--- Exercise details ---
Pick out the lines below that contain the string "quan" and copy them all.

▼

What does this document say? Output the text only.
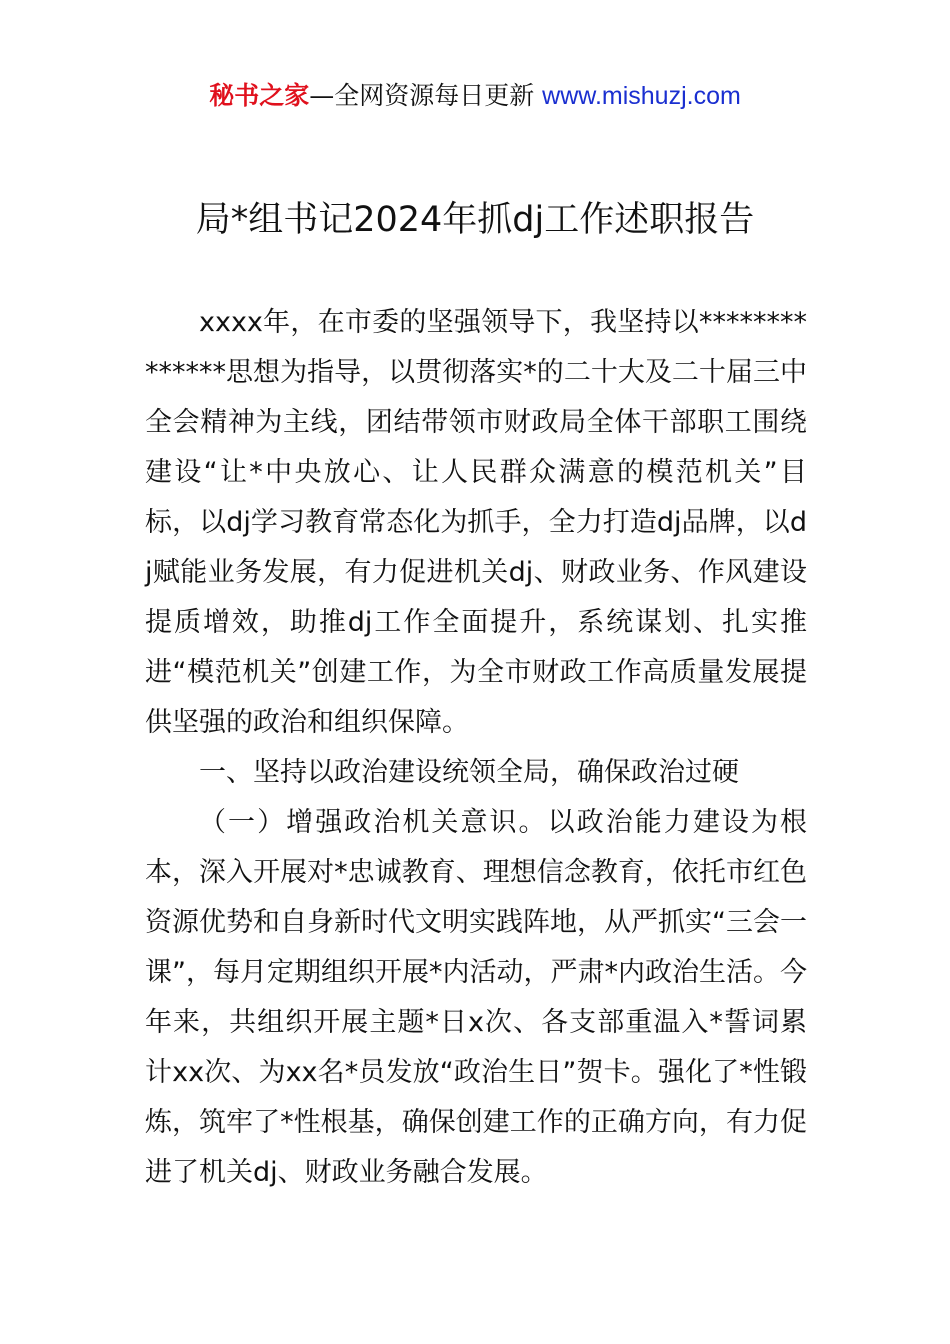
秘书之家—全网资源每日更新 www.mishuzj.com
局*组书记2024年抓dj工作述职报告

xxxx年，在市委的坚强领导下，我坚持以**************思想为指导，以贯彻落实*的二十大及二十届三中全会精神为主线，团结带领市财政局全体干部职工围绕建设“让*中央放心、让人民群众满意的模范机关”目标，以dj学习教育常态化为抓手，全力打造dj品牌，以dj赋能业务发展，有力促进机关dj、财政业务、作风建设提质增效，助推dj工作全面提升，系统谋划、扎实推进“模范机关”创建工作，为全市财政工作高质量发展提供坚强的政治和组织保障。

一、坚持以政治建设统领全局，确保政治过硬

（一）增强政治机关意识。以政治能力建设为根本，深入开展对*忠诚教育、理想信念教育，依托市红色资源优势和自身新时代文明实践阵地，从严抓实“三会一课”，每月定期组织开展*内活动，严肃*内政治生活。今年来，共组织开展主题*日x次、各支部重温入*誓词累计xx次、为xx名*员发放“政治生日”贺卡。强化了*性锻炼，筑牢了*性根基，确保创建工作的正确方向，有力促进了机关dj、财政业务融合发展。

▲
▼

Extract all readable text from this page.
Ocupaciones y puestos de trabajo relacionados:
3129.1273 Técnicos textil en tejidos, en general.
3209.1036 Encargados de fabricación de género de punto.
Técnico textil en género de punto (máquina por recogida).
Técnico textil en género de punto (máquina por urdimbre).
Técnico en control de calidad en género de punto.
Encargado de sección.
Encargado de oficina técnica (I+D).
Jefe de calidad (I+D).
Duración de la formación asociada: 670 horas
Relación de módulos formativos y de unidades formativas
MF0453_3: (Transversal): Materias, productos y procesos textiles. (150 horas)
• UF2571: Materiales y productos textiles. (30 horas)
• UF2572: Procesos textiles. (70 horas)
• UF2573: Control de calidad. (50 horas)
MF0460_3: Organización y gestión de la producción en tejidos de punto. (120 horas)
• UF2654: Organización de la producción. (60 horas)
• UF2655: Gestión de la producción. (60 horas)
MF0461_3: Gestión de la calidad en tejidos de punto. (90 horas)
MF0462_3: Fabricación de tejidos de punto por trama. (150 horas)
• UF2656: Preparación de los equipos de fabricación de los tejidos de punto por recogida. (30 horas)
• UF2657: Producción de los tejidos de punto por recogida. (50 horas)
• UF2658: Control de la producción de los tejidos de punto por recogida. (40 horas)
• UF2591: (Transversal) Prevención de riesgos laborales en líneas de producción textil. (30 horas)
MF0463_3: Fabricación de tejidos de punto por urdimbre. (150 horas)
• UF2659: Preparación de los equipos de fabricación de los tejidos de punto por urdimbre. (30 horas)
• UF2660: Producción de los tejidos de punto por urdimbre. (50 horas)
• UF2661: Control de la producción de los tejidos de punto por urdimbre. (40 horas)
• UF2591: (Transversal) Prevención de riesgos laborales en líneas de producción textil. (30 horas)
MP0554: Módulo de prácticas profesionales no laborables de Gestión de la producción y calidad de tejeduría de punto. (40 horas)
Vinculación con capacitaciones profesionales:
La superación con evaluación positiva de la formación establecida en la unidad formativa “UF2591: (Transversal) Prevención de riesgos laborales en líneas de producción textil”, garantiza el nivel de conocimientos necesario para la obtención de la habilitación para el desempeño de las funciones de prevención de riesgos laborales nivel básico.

▲
▼

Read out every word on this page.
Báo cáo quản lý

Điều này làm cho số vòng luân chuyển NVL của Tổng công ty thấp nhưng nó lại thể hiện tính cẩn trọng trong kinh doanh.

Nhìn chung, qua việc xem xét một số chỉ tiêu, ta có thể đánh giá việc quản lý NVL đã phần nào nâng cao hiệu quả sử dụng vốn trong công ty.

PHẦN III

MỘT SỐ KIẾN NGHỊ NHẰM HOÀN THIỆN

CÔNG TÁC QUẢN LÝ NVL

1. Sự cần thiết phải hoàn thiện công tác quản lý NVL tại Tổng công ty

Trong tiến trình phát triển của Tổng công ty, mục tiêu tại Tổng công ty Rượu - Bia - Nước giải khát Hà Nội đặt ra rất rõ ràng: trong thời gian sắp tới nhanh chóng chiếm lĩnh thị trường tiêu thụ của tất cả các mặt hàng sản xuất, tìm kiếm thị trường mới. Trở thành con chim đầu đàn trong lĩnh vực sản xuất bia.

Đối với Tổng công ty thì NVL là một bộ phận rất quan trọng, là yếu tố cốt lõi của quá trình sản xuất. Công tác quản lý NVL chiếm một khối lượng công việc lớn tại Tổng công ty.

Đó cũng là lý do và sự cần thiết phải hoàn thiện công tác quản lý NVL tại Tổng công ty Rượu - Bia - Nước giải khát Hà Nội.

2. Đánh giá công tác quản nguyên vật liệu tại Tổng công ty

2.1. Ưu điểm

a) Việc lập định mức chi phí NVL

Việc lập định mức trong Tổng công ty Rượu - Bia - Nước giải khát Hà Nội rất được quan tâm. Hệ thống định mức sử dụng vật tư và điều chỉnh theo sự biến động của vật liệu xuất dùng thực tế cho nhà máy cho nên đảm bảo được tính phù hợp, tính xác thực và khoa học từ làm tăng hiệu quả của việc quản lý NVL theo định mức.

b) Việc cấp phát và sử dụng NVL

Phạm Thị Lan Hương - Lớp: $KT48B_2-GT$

▲

--- The output ---
Đối với Tổng công ty thì NVL là một bộ phận rất quan trọng, là yếu tố cốt lõi của quá trình sản xuất. Công tác quản lý NVL chiếm một khối lượng công việc lớn tại Tổng công ty.
Việc lập định mức trong Tổng công ty Rượu - Bia - Nước giải khát Hà Nội rất được quan tâm. Hệ thống định mức sử dụng vật tư và điều chỉnh theo sự biến động của vật liệu xuất dùng thực tế cho nhà máy cho nên đảm bảo được tính phù hợp, tính xác thực và khoa học từ làm tăng hiệu quả của việc quản lý NVL theo định mức.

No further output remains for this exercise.